-- BEGIN Material for this task --

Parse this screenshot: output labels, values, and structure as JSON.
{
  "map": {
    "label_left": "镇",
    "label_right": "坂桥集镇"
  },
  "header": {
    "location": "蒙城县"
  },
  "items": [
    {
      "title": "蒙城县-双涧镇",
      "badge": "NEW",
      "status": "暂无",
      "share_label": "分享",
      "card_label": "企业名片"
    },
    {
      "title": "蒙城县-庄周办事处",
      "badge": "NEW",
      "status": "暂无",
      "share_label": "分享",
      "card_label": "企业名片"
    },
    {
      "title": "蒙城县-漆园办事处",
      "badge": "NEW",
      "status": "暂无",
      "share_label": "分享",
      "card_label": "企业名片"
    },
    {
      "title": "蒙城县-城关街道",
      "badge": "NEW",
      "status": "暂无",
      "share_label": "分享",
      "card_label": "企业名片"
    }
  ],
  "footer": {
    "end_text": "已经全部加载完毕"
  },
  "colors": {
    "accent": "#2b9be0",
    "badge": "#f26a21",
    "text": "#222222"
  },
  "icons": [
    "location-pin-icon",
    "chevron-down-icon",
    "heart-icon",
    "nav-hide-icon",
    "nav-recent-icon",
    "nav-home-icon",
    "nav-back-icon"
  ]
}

-- END Material for this task --

*What you are asked to do:*
Go through the entries and repeat each one exactly.

*Expected answer:*
Parse this screenshot: output labels, values, and structure as JSON.
{
  "map": {
    "label_left": "镇",
    "label_right": "坂桥集镇"
  },
  "header": {
    "location": "蒙城县"
  },
  "items": [
    {
      "title": "蒙城县-双涧镇",
      "badge": "NEW",
      "status": "暂无",
      "share_label": "分享",
      "card_label": "企业名片"
    },
    {
      "title": "蒙城县-庄周办事处",
      "badge": "NEW",
      "status": "暂无",
      "share_label": "分享",
      "card_label": "企业名片"
    },
    {
      "title": "蒙城县-漆园办事处",
      "badge": "NEW",
      "status": "暂无",
      "share_label": "分享",
      "card_label": "企业名片"
    },
    {
      "title": "蒙城县-城关街道",
      "badge": "NEW",
      "status": "暂无",
      "share_label": "分享",
      "card_label": "企业名片"
    }
  ],
  "footer": {
    "end_text": "已经全部加载完毕"
  },
  "colors": {
    "accent": "#2b9be0",
    "badge": "#f26a21",
    "text": "#222222"
  },
  "icons": [
    "location-pin-icon",
    "chevron-down-icon",
    "heart-icon",
    "nav-hide-icon",
    "nav-recent-icon",
    "nav-home-icon",
    "nav-back-icon"
  ]
}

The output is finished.